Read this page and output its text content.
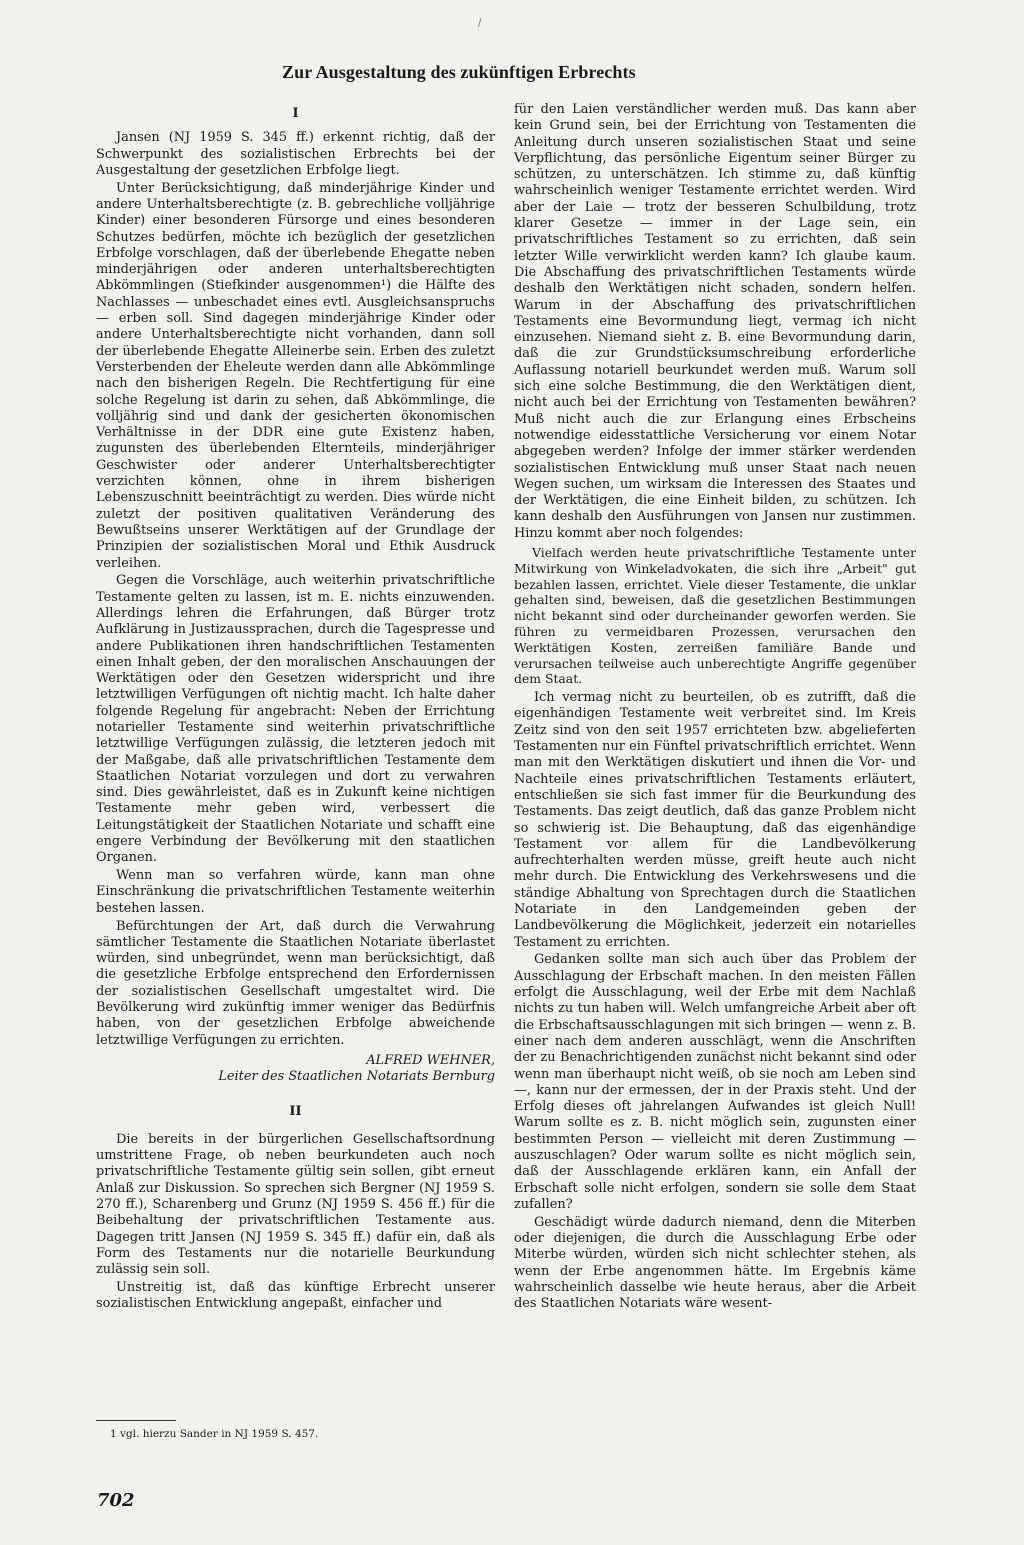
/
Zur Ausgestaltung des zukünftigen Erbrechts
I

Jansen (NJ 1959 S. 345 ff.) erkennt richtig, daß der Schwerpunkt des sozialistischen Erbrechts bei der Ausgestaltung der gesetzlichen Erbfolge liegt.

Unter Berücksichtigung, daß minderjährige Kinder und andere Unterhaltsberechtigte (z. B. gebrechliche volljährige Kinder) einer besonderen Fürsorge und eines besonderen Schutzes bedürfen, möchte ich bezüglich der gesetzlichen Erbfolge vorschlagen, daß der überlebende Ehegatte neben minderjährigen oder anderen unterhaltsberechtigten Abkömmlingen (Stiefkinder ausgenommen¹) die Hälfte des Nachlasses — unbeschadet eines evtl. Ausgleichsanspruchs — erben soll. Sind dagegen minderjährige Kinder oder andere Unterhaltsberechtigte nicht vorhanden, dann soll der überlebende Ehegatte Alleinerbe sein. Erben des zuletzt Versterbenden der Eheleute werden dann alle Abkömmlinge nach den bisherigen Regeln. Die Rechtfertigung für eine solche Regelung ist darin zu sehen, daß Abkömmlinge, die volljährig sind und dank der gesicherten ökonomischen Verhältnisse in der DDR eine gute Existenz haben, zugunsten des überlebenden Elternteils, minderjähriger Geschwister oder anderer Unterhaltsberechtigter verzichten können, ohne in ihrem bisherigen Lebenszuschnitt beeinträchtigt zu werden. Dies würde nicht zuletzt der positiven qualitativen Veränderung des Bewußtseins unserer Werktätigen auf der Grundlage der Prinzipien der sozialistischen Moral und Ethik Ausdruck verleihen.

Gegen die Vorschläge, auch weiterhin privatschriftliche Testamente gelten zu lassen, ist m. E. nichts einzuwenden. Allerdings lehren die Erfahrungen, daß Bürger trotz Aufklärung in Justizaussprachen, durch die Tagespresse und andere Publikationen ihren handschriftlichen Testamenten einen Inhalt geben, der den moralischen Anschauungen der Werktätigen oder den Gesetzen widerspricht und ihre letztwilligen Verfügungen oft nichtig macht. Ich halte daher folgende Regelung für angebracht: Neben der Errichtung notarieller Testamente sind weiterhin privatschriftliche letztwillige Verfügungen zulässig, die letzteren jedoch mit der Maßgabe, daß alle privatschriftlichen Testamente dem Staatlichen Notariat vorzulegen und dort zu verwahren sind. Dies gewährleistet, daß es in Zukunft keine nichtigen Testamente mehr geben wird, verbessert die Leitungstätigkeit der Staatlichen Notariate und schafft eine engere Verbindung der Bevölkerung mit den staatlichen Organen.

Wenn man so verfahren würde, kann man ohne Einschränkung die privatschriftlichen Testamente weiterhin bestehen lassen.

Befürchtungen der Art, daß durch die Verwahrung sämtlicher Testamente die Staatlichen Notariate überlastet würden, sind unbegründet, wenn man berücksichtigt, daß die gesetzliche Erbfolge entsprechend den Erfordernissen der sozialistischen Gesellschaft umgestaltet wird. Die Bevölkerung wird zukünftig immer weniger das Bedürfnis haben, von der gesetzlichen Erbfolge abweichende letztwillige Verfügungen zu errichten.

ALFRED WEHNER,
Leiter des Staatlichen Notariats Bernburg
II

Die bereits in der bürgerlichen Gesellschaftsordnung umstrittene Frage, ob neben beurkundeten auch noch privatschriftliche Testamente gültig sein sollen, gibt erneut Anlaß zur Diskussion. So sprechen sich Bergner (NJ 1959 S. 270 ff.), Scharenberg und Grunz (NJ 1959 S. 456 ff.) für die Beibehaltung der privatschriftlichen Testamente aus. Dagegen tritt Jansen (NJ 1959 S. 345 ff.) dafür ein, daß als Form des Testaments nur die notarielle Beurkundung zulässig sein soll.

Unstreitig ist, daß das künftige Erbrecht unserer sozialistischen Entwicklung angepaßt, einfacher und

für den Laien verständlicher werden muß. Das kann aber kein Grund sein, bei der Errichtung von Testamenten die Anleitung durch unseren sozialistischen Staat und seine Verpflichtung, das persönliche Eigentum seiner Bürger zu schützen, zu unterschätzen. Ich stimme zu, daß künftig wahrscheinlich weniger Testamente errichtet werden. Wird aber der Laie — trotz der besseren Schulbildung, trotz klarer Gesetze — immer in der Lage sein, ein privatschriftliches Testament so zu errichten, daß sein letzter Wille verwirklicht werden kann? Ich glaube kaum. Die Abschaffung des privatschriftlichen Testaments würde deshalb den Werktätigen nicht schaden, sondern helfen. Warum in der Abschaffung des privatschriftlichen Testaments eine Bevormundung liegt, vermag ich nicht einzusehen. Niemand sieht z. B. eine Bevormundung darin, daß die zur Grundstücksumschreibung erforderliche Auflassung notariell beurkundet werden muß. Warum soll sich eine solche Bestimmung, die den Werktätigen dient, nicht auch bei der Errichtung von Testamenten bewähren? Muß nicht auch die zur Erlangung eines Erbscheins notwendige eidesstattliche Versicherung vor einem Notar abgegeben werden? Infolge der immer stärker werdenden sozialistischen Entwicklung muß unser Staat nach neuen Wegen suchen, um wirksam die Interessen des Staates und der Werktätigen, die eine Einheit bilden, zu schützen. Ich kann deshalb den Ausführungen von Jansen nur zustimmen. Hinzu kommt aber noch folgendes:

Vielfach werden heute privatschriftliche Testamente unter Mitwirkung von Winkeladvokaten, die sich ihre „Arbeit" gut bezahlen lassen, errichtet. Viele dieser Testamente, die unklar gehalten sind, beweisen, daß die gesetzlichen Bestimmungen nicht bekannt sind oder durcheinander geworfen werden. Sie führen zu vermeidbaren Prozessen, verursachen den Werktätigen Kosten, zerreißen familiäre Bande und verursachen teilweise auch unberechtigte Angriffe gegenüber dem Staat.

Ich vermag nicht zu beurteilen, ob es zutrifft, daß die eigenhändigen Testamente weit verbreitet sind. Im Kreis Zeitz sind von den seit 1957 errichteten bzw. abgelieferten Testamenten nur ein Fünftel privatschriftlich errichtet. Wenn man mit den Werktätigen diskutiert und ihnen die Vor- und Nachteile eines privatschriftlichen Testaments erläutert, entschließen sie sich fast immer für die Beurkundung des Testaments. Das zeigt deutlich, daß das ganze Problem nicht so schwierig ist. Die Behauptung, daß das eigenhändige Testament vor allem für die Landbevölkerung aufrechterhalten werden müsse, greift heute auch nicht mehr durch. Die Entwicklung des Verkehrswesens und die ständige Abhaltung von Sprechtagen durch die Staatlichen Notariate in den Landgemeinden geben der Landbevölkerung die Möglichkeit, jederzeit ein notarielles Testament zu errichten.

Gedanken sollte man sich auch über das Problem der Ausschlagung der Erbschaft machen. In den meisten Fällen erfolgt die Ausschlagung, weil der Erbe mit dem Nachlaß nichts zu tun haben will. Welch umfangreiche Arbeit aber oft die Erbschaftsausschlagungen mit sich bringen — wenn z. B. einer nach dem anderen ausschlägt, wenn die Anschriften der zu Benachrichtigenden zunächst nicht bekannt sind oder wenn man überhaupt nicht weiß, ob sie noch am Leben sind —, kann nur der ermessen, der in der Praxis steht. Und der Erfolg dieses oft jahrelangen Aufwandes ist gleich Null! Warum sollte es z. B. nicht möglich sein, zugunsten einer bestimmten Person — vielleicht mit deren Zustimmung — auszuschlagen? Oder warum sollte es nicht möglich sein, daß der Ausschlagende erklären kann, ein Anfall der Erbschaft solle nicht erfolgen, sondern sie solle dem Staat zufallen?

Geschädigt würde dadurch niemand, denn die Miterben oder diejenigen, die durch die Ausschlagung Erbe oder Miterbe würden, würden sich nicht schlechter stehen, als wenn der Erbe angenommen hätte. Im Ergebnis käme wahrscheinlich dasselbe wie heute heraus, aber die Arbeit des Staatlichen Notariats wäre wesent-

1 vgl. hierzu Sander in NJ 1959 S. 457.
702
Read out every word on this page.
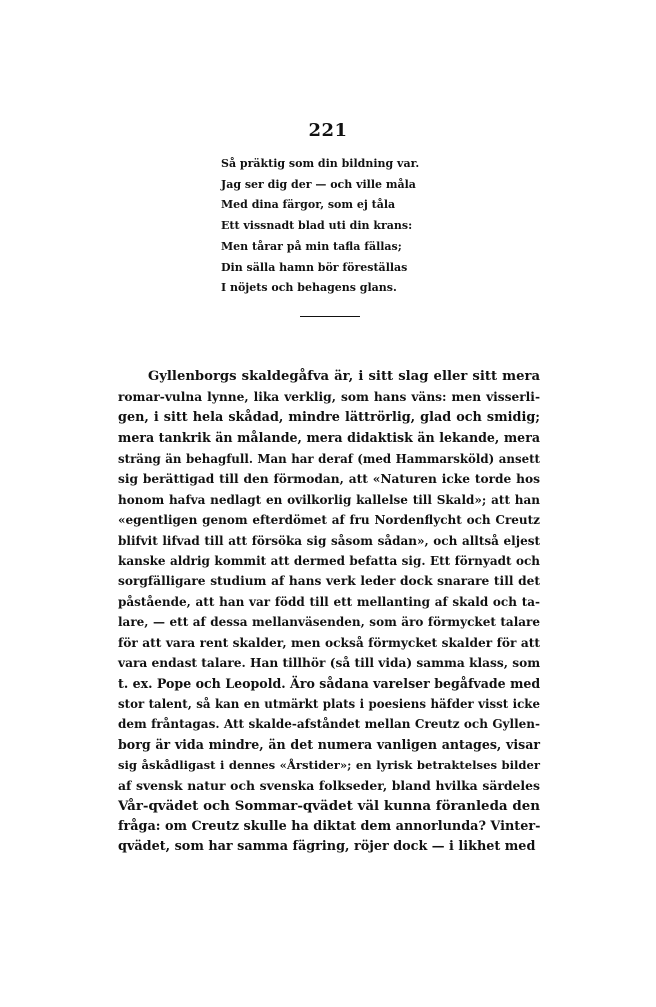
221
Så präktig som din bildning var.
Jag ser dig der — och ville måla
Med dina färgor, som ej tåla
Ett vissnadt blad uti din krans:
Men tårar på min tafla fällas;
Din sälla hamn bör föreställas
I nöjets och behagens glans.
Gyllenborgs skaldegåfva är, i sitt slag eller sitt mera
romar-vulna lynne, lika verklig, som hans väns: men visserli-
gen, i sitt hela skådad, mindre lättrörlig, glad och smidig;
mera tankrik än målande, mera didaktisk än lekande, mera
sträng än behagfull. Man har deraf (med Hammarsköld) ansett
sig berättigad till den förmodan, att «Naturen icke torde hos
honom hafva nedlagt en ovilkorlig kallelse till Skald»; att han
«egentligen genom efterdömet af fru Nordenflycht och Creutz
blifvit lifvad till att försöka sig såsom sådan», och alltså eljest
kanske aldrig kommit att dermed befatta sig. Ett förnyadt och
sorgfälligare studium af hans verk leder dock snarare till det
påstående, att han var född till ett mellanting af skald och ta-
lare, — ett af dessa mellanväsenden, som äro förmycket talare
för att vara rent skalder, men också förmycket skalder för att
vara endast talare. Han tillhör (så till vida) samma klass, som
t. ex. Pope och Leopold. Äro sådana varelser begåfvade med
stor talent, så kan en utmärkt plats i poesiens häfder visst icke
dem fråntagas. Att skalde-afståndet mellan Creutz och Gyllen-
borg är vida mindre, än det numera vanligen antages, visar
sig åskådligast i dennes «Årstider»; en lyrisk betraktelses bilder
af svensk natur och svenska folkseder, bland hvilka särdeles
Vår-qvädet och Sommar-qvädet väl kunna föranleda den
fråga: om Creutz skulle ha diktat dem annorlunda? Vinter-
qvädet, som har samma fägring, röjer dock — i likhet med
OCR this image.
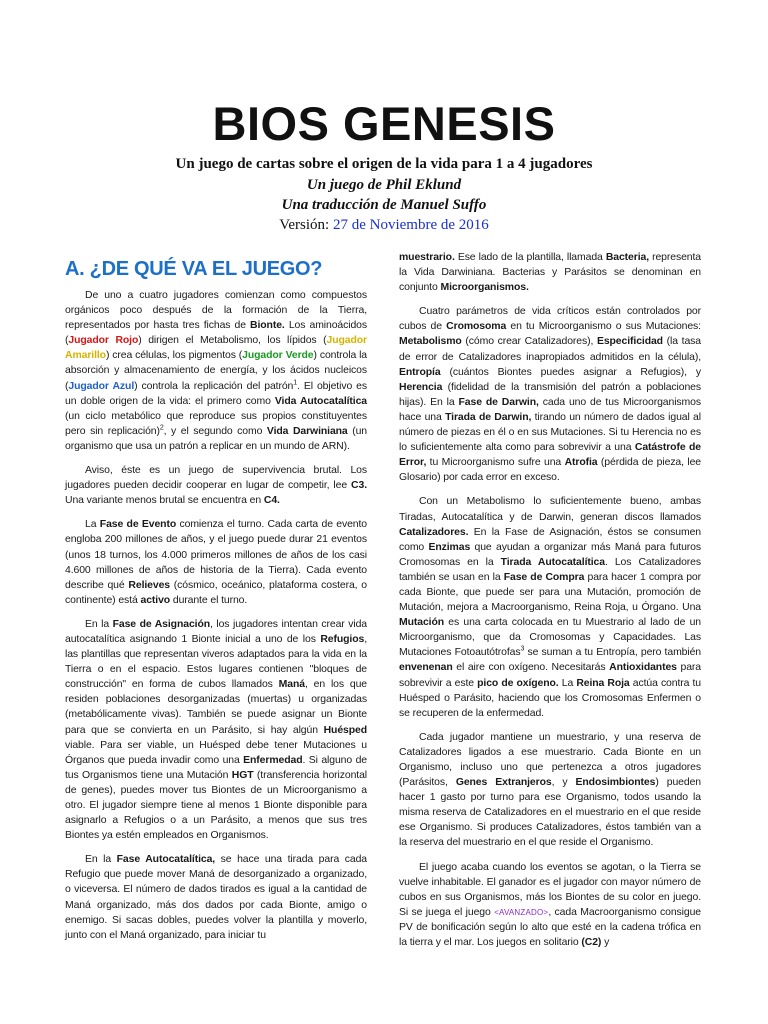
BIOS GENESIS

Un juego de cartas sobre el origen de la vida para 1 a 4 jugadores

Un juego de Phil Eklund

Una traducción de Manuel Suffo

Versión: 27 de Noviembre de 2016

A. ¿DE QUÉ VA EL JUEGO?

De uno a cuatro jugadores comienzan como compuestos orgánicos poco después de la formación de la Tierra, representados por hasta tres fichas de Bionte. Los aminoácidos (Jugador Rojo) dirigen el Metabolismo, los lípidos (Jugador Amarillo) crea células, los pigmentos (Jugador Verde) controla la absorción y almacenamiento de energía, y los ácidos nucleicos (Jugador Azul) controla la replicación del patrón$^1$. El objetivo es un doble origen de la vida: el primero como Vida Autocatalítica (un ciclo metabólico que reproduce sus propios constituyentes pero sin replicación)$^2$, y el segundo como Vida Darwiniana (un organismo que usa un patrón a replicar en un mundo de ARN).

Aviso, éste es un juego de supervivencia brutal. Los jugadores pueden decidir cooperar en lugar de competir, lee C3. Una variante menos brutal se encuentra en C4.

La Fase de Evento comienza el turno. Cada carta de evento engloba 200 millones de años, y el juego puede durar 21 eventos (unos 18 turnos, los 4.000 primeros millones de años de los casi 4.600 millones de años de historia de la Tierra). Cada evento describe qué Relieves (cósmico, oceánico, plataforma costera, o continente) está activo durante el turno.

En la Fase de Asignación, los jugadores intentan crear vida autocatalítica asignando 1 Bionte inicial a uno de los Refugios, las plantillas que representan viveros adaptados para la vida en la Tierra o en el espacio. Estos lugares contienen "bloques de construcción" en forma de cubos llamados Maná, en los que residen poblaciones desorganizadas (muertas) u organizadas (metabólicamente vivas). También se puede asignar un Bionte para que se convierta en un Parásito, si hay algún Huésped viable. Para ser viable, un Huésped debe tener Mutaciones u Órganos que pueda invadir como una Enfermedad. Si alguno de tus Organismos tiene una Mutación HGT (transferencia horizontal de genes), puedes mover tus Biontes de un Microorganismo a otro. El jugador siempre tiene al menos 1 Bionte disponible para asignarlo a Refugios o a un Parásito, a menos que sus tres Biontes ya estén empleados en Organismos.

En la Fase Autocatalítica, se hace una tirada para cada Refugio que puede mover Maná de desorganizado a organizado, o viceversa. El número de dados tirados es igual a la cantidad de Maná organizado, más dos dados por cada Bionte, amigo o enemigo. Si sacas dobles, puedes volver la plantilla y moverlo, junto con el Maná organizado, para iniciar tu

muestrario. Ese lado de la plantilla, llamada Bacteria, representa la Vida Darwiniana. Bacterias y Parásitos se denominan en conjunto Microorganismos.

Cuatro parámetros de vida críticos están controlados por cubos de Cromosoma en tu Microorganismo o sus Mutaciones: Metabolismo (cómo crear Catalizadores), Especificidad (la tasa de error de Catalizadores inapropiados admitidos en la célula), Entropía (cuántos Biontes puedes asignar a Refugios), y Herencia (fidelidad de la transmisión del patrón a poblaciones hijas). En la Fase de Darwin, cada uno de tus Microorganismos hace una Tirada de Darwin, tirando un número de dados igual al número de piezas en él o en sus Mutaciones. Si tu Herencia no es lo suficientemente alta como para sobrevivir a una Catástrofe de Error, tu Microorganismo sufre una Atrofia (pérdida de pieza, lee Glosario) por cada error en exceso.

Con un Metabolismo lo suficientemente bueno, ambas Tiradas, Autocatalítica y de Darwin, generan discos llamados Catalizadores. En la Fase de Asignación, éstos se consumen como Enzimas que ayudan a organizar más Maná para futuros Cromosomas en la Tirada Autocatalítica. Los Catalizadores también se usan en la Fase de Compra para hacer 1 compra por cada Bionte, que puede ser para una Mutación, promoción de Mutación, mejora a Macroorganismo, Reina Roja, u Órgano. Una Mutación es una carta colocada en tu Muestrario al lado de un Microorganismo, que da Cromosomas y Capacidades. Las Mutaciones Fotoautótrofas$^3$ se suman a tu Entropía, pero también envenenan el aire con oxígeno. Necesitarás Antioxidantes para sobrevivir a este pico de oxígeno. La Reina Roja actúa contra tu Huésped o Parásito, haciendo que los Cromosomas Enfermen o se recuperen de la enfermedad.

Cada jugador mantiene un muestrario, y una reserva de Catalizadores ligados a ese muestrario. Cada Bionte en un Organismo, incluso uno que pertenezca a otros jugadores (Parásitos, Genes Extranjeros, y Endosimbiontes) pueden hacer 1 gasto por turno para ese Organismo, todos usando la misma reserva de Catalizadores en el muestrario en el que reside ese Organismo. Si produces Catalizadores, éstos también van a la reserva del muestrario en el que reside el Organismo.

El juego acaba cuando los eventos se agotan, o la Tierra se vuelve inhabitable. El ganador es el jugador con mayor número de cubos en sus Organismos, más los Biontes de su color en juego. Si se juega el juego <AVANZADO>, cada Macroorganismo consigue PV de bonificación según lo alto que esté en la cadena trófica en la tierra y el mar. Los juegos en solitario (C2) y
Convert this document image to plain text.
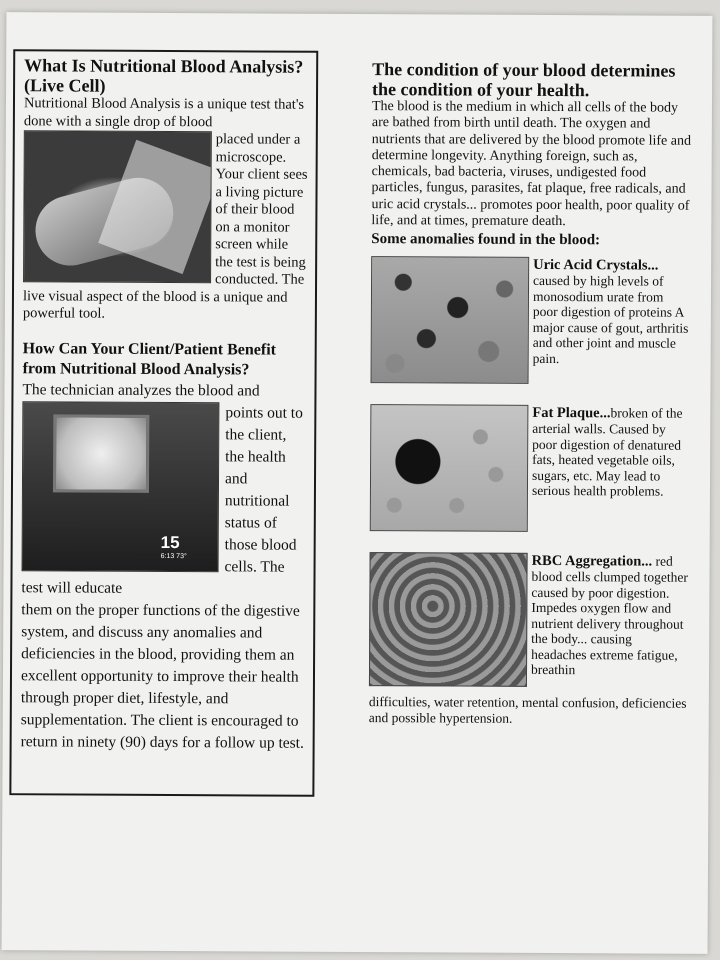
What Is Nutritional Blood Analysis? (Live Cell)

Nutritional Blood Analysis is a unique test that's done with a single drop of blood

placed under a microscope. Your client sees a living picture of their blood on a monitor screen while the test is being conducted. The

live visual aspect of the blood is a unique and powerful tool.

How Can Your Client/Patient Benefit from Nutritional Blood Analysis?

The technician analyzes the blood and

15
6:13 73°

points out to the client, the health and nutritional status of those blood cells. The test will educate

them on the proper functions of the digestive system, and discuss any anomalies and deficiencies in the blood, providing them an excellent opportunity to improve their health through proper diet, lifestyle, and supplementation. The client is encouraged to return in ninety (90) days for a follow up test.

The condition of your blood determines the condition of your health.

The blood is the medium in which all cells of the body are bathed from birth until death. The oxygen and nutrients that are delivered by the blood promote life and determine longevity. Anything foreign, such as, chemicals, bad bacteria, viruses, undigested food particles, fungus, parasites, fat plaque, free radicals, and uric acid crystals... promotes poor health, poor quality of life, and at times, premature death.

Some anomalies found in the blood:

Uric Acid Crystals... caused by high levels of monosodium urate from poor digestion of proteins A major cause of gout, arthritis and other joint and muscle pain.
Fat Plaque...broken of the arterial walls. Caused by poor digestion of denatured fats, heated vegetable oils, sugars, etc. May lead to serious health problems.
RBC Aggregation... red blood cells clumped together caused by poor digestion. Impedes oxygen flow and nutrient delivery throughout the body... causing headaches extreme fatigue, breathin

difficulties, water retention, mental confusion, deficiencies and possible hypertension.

====

• [What this task involves]
Pick out the lines above containing the word "turno", then copy them.

• [Answer section]
La Fase de Evento comienza el turno. Cada carta de evento engloba 200 millones de años, y el juego puede durar 21 eventos (unos 18 turnos, los 4.000 primeros millones de años de los casi 4.600 millones de años de historia de la Tierra). Cada evento describe qué Relieves (cósmico, oceánico, plataforma costera, o continente) está activo durante el turno.
Cada jugador mantiene un muestrario, y una reserva de Catalizadores ligados a ese muestrario. Cada Bionte en un Organismo, incluso uno que pertenezca a otros jugadores (Parásitos, Genes Extranjeros, y Endosimbiontes) pueden hacer 1 gasto por turno para ese Organismo, todos usando la misma reserva de Catalizadores en el muestrario en el que reside ese Organismo. Si produces Catalizadores, éstos también van a la reserva del muestrario en el que reside el Organismo.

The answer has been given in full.